» **SET PROBLEM**: Each line that contains the word "JSON" counts once; give the total for the records below and nothing else.

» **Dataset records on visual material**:
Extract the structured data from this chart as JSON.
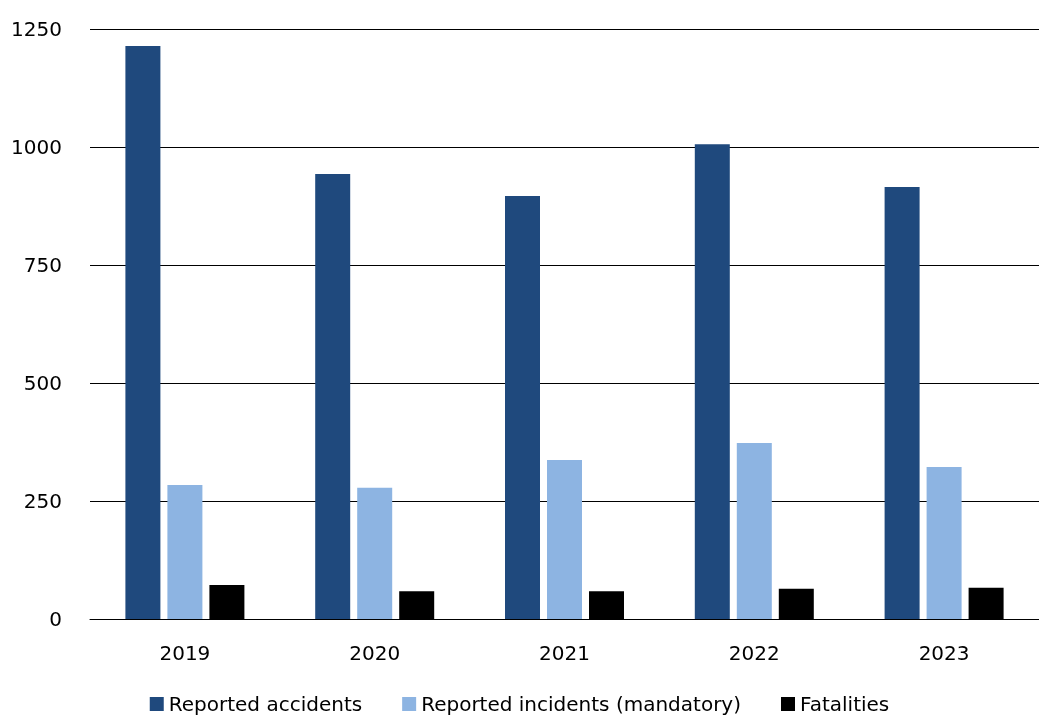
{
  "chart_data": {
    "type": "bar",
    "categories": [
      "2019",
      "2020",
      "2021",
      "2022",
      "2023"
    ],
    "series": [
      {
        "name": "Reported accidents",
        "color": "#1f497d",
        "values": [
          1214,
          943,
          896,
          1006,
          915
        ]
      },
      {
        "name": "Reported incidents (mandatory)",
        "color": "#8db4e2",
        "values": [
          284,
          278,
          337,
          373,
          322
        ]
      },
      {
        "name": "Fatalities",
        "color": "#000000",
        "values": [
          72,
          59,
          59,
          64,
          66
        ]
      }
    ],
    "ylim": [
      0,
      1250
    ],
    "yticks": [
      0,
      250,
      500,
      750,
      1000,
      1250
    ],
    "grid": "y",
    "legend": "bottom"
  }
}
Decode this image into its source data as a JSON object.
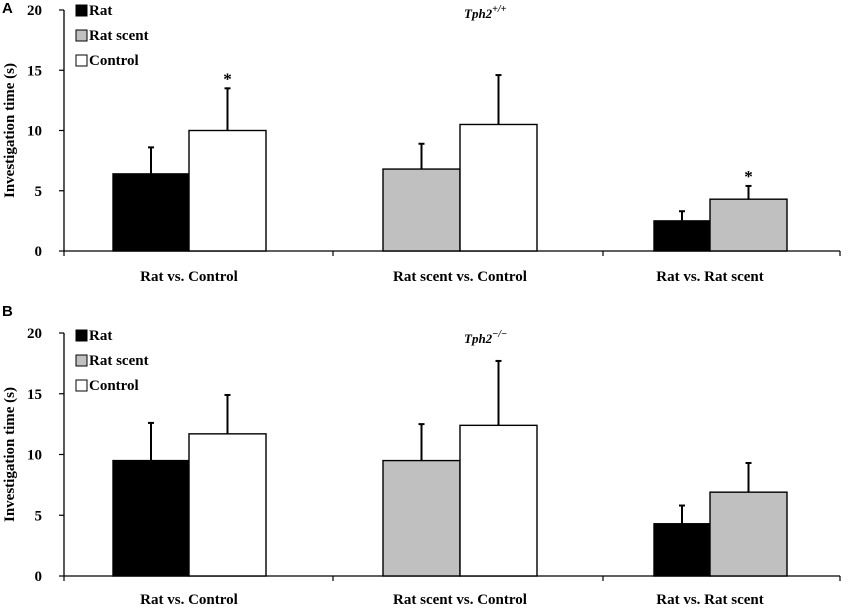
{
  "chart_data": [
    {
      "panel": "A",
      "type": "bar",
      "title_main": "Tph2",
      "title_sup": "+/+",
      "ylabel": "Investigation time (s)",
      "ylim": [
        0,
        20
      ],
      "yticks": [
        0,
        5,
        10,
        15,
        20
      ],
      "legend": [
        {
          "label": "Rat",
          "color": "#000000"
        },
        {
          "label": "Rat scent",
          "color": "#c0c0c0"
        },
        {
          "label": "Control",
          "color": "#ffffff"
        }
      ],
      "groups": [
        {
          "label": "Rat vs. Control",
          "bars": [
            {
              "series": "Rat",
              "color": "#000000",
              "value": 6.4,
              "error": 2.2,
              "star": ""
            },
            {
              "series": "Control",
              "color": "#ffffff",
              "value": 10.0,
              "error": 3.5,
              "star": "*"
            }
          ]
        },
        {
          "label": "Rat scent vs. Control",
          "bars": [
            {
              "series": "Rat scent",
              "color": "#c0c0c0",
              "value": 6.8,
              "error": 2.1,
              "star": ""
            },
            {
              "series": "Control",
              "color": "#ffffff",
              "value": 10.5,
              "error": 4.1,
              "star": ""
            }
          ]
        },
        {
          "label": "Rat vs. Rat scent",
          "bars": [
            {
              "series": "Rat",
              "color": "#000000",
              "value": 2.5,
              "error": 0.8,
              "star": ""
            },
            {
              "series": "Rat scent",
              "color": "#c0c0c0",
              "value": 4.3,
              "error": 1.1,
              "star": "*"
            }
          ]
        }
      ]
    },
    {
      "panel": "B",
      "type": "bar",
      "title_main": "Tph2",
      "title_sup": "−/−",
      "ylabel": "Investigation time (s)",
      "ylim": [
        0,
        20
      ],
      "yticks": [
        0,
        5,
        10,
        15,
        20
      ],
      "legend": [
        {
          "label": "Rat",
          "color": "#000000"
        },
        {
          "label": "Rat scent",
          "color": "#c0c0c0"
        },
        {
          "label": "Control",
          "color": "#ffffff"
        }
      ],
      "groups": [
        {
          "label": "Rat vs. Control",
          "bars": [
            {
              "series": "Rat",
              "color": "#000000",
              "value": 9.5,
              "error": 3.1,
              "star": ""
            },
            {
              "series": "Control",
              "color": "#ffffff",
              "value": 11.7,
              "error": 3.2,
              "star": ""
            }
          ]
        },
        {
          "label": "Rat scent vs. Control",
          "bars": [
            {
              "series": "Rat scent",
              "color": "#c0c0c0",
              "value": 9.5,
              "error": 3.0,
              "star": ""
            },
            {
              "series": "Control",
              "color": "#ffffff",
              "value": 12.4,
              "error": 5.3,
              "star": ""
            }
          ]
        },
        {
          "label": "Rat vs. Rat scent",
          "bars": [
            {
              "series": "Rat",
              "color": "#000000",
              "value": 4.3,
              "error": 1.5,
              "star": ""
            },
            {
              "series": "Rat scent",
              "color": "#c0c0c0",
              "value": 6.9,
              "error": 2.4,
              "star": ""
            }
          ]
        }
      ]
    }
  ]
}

==

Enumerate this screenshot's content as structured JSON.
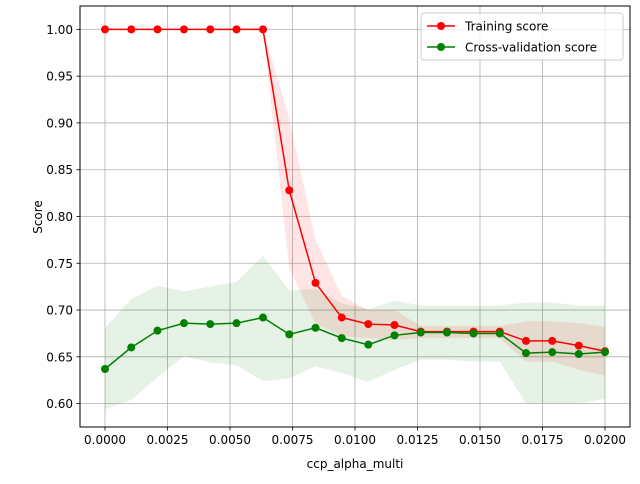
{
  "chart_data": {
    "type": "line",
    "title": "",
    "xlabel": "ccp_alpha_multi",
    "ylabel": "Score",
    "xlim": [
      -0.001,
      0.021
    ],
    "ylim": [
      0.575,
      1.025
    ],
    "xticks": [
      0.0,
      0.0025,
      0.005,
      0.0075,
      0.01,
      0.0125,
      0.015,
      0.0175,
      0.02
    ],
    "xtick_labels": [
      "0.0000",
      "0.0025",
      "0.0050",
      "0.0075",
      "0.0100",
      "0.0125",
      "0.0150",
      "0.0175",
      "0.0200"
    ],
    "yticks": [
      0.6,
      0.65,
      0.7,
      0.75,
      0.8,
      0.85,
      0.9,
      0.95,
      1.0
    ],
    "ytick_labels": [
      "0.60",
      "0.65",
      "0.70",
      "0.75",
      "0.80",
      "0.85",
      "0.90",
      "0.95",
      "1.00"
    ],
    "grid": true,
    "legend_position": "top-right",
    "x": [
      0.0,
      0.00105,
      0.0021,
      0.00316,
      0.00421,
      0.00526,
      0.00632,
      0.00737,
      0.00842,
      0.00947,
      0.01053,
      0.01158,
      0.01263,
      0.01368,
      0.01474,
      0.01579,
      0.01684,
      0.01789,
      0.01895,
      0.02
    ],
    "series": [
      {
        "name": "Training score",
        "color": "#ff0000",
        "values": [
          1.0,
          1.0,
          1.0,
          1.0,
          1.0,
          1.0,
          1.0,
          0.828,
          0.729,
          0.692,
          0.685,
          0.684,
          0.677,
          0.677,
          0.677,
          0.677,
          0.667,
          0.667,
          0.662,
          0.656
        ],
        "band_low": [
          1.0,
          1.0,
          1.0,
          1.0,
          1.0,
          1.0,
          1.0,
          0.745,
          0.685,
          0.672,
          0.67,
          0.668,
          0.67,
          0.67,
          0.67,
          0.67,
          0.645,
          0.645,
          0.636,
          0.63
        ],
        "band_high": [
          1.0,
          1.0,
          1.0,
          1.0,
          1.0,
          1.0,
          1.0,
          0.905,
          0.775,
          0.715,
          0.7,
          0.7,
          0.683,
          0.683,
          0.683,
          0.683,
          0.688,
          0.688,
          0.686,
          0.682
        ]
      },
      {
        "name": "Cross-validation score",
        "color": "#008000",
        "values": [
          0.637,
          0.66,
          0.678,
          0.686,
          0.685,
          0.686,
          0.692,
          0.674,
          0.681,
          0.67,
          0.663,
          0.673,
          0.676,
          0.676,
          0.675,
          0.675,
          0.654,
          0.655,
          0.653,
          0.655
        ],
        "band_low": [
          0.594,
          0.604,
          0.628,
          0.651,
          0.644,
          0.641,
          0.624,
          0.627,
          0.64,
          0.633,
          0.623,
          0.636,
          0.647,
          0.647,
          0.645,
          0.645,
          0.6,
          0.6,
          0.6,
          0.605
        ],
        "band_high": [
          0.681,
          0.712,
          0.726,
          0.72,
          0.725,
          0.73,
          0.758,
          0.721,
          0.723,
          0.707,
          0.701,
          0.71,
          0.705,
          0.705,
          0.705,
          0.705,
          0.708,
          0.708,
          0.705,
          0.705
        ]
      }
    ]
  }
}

...

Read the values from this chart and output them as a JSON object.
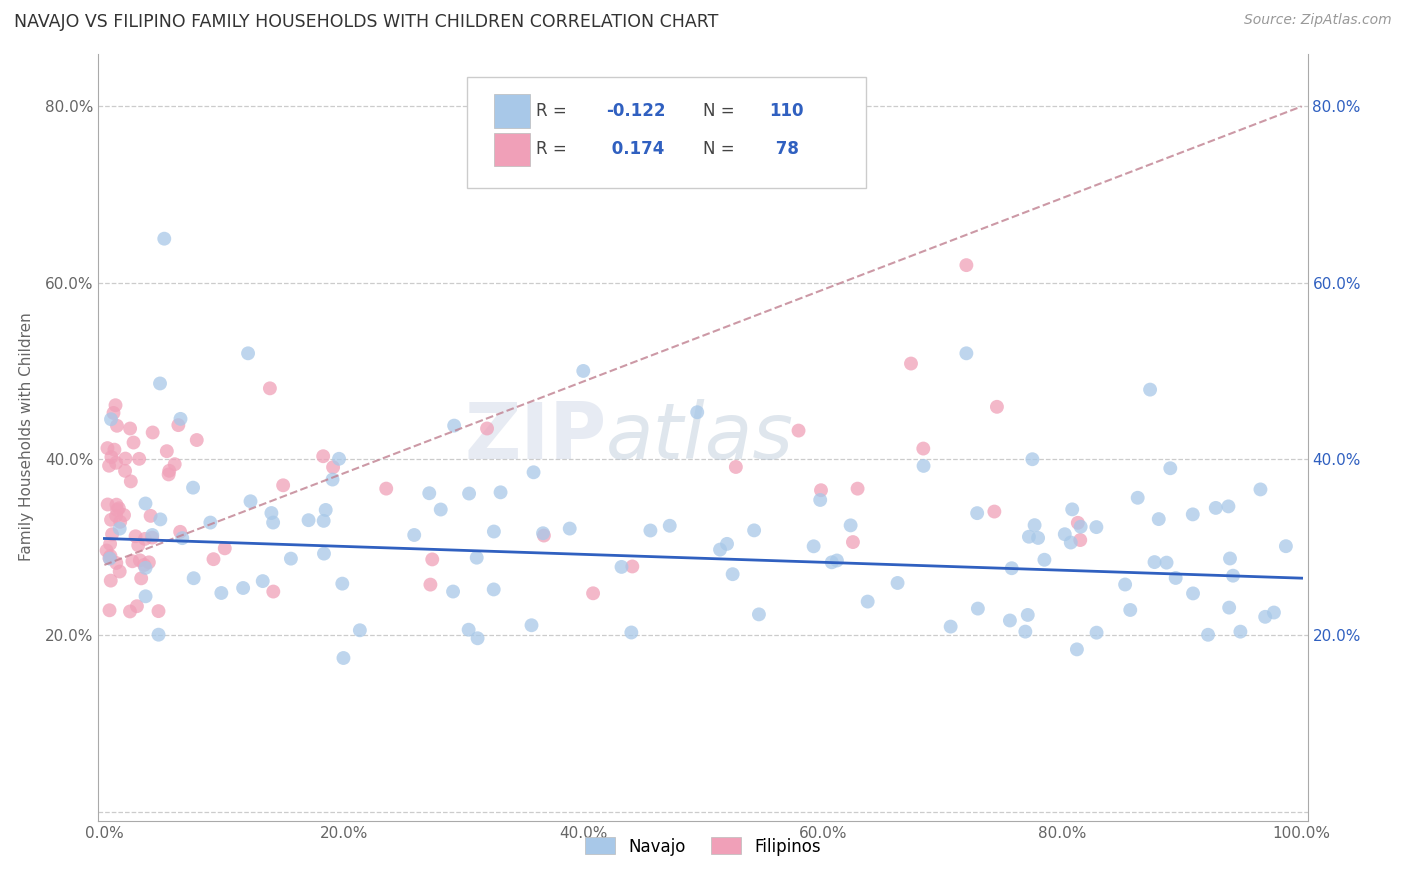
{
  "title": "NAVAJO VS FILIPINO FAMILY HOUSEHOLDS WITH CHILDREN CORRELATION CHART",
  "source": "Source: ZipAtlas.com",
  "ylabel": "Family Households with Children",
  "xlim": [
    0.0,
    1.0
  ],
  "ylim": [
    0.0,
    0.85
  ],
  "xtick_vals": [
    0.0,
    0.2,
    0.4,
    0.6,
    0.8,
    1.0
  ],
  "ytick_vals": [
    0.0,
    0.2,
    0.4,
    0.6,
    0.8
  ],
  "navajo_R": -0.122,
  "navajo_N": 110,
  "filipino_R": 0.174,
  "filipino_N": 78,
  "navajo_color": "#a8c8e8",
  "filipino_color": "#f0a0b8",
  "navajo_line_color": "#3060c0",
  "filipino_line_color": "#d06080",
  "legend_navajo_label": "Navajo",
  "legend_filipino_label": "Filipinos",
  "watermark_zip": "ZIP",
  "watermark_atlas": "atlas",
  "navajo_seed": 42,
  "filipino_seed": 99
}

» **EXERCISE SOLUTION**: 4